Exercise input:
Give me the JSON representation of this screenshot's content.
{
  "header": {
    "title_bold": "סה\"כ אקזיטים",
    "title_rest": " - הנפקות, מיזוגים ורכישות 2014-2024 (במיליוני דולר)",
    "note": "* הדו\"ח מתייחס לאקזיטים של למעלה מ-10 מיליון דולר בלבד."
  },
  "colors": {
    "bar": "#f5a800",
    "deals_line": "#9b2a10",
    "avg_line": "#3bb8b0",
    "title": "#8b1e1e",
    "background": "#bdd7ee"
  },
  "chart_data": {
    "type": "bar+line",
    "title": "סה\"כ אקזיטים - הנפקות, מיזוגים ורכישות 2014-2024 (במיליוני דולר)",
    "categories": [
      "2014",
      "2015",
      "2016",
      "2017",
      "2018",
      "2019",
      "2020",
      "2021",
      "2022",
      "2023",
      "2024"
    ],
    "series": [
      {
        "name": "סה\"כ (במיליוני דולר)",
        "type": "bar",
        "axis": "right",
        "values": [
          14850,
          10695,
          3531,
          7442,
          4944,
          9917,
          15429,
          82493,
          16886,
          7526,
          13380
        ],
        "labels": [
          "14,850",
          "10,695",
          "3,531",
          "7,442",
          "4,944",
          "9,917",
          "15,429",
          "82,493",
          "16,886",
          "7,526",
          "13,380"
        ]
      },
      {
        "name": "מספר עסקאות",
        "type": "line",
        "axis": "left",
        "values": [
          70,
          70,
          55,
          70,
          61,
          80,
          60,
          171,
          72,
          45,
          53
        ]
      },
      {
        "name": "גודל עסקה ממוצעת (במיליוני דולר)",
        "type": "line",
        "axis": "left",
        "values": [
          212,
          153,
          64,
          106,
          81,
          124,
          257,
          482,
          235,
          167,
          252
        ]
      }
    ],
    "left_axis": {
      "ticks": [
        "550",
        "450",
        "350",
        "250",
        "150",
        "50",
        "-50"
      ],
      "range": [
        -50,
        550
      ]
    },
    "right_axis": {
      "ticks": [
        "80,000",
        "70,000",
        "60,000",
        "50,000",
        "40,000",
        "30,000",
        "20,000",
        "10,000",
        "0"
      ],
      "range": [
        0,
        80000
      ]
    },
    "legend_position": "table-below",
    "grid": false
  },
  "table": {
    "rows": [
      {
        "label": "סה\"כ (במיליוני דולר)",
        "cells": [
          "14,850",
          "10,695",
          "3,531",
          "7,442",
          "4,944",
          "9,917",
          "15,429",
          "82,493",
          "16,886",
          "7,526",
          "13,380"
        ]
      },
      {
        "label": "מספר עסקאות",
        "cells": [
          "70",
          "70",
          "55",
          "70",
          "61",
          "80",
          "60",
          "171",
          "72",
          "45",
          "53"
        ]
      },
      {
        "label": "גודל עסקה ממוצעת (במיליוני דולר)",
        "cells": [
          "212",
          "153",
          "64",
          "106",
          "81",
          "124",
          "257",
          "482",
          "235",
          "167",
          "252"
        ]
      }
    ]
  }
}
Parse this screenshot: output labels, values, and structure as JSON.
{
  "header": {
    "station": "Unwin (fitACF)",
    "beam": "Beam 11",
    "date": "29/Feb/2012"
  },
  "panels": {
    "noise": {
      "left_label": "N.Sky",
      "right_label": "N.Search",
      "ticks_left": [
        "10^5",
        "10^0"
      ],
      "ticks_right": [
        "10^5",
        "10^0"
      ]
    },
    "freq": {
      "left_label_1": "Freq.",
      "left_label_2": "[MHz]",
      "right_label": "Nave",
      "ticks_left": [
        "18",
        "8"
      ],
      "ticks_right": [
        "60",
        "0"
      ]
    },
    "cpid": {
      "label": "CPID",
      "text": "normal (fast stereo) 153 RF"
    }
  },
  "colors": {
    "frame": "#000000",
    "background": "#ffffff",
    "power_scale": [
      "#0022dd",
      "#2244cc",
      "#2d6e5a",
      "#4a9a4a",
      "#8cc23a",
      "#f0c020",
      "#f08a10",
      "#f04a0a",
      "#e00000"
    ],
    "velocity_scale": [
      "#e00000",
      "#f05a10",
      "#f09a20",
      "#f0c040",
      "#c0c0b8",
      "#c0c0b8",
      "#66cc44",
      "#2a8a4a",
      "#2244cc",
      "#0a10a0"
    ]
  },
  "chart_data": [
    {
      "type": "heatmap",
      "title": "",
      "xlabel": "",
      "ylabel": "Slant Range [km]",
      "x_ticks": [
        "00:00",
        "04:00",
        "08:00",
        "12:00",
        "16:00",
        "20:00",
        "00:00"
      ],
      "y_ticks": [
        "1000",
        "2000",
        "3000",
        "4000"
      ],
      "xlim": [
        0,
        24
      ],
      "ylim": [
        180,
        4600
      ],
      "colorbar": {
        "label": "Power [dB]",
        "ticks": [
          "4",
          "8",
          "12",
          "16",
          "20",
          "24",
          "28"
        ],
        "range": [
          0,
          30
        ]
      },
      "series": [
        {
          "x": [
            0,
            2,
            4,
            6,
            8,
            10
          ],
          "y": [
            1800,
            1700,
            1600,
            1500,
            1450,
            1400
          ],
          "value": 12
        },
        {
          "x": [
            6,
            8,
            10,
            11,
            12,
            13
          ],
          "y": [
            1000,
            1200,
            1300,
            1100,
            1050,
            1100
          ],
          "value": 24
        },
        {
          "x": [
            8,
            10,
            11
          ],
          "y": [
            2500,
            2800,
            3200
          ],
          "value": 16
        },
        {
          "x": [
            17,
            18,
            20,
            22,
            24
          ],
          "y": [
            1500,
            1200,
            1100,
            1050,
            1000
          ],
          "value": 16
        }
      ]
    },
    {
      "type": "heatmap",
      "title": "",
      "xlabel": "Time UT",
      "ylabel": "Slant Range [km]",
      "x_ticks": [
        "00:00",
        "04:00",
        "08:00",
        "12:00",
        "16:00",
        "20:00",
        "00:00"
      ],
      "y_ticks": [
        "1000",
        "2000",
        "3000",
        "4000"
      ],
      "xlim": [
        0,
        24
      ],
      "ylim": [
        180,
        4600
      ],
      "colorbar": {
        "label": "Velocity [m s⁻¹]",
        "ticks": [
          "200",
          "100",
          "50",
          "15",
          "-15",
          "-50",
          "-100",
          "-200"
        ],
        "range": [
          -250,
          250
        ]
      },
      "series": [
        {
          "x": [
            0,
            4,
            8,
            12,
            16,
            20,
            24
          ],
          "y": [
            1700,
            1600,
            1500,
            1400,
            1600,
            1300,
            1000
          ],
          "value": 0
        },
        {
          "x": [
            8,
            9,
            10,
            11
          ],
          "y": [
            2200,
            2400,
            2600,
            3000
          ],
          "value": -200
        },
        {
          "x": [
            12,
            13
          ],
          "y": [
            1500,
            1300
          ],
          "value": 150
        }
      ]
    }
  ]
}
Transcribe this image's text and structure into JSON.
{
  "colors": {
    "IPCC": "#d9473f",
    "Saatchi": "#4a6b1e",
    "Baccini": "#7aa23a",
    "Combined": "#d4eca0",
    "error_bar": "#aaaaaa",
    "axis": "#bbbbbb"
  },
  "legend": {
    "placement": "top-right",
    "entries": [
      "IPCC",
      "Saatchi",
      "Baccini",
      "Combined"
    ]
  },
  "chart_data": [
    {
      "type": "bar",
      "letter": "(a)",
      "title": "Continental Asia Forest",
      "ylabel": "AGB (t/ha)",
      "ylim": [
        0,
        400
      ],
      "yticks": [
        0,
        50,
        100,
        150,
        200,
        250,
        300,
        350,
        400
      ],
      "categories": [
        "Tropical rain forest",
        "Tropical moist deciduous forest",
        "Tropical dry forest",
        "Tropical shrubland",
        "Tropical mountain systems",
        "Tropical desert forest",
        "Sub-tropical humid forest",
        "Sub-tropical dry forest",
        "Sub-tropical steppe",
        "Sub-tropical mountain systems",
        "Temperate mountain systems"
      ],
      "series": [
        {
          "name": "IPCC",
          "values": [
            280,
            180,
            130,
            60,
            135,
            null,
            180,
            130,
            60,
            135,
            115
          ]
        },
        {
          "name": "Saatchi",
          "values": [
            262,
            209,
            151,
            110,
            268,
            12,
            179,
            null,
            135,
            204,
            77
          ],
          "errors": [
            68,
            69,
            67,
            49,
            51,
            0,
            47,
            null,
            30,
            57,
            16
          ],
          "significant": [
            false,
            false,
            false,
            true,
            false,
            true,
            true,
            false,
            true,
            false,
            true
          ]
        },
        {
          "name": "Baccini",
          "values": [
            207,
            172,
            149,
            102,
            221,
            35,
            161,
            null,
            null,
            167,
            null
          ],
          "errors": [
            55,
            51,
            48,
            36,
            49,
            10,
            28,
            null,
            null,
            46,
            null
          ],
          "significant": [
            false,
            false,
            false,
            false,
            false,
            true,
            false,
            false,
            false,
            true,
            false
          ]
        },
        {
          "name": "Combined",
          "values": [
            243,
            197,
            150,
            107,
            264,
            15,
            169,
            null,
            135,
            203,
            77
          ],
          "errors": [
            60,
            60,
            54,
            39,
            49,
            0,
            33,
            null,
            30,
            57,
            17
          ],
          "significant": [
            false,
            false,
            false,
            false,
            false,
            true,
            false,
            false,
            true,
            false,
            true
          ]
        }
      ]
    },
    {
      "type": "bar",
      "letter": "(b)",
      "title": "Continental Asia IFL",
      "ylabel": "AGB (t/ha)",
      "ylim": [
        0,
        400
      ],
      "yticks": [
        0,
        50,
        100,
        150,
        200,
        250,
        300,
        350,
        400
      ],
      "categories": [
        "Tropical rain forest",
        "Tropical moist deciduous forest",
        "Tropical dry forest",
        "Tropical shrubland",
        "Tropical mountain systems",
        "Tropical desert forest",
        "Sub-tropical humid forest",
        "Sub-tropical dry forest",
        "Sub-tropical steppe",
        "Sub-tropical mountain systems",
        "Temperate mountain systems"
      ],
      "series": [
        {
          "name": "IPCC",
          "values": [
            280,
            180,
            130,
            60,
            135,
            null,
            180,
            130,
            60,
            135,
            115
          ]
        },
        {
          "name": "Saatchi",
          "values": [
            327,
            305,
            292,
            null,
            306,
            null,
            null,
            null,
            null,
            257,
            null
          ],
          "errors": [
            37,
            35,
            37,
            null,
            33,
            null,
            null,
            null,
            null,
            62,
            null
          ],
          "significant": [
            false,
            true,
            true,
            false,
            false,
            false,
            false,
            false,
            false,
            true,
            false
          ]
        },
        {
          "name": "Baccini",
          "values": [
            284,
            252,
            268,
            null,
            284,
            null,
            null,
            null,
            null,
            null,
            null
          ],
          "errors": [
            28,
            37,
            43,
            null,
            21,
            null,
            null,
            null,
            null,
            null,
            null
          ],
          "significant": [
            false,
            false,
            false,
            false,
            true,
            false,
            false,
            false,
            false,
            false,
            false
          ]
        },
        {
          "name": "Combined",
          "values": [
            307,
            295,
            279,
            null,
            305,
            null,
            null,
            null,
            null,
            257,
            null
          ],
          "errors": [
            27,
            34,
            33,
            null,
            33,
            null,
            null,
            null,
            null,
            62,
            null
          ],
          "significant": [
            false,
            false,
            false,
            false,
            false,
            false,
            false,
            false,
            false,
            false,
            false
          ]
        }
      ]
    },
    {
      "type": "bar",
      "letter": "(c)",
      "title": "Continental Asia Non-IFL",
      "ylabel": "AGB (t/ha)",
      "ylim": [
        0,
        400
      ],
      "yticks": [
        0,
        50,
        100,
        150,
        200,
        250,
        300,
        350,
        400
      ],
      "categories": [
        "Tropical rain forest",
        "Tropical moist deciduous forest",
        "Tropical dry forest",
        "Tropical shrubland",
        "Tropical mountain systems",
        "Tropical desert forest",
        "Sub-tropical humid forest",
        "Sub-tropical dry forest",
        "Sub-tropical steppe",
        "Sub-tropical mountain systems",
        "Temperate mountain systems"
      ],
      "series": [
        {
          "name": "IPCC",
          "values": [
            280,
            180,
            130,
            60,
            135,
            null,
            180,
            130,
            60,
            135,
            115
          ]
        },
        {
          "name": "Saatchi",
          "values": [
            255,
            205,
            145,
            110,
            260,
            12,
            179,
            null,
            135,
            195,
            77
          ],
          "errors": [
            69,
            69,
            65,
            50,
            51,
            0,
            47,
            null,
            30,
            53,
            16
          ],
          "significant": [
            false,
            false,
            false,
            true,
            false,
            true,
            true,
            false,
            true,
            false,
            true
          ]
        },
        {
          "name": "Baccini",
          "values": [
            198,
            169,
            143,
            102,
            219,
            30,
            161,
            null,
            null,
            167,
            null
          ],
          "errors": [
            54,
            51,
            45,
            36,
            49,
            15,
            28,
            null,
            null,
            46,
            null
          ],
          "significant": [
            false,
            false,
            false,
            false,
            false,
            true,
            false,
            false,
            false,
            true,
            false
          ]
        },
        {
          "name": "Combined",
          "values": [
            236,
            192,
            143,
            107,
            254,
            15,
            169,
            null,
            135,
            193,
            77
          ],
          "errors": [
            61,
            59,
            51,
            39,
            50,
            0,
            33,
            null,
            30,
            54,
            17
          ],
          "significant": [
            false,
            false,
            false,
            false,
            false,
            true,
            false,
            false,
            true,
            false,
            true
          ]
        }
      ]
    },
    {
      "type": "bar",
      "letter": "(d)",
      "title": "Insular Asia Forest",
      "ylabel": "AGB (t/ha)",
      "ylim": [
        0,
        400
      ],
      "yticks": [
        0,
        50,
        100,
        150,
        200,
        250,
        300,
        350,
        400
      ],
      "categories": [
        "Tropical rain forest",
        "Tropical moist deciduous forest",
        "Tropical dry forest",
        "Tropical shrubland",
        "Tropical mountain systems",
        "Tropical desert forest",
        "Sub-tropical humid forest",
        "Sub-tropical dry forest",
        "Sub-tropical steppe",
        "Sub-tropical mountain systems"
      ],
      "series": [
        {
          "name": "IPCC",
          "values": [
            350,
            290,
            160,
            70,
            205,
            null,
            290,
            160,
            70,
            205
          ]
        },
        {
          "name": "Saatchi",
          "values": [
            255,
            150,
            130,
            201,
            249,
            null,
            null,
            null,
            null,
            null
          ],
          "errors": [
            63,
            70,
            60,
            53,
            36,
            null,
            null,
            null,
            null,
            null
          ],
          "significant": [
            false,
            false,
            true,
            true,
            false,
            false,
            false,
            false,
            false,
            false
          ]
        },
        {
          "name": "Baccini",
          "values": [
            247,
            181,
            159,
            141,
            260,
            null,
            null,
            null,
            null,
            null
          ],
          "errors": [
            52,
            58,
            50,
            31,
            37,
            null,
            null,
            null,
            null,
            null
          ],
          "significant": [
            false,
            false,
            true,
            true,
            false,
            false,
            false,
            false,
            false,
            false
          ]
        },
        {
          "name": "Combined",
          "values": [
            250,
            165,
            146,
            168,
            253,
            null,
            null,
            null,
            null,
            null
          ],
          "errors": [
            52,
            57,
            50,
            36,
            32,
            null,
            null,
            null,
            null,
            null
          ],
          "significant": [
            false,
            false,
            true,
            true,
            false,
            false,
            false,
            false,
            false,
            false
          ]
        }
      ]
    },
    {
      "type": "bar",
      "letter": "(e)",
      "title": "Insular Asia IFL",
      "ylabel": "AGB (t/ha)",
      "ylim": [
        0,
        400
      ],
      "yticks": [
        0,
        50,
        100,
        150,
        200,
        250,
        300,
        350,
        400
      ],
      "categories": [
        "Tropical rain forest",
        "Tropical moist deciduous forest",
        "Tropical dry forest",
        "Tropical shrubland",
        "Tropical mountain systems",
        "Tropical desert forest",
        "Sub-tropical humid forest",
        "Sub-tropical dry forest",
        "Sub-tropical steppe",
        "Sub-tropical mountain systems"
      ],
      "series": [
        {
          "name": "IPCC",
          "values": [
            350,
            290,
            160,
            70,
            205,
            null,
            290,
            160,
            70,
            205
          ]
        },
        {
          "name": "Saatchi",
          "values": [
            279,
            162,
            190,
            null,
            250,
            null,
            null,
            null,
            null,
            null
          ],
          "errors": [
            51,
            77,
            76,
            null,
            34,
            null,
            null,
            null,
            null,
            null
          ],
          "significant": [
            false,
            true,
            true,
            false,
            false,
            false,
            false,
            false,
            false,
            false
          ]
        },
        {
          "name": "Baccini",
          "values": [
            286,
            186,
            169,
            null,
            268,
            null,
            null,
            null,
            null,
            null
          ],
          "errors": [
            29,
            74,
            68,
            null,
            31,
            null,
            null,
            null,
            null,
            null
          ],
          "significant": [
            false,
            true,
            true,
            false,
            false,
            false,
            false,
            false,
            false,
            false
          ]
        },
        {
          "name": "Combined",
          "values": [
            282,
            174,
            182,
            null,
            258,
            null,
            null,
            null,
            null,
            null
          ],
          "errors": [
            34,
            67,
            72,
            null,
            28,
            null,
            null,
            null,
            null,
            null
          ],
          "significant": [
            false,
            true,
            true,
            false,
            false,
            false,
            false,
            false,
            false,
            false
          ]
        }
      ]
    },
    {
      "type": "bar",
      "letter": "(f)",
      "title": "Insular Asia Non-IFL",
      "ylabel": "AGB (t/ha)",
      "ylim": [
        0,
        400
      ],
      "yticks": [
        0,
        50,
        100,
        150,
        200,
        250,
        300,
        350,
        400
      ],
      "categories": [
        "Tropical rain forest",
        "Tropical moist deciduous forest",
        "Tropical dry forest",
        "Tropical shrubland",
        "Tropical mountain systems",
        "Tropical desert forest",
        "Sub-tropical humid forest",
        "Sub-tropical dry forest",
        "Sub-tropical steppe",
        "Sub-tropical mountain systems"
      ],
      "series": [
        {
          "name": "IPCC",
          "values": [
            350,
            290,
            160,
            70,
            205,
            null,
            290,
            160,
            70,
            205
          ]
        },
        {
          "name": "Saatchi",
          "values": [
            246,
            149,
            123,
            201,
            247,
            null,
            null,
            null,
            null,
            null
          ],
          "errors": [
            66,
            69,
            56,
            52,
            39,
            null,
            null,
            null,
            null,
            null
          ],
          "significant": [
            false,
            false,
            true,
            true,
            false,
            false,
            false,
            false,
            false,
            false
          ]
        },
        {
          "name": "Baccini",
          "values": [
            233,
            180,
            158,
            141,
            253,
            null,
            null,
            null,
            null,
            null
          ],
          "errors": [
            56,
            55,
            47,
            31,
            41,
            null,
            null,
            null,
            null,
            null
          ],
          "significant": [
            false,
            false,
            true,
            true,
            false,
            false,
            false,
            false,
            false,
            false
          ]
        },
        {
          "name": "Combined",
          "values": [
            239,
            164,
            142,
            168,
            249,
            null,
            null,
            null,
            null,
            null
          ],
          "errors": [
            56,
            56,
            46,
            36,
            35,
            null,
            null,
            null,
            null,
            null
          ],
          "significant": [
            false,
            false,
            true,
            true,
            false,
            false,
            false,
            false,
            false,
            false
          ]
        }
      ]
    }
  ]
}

Goal:
Look for the word "Continental" in every line of the listing and copy the lines that have it.

Worked solution:
      "title": "Continental Asia Forest",
      "title": "Continental Asia IFL",
      "title": "Continental Asia Non-IFL",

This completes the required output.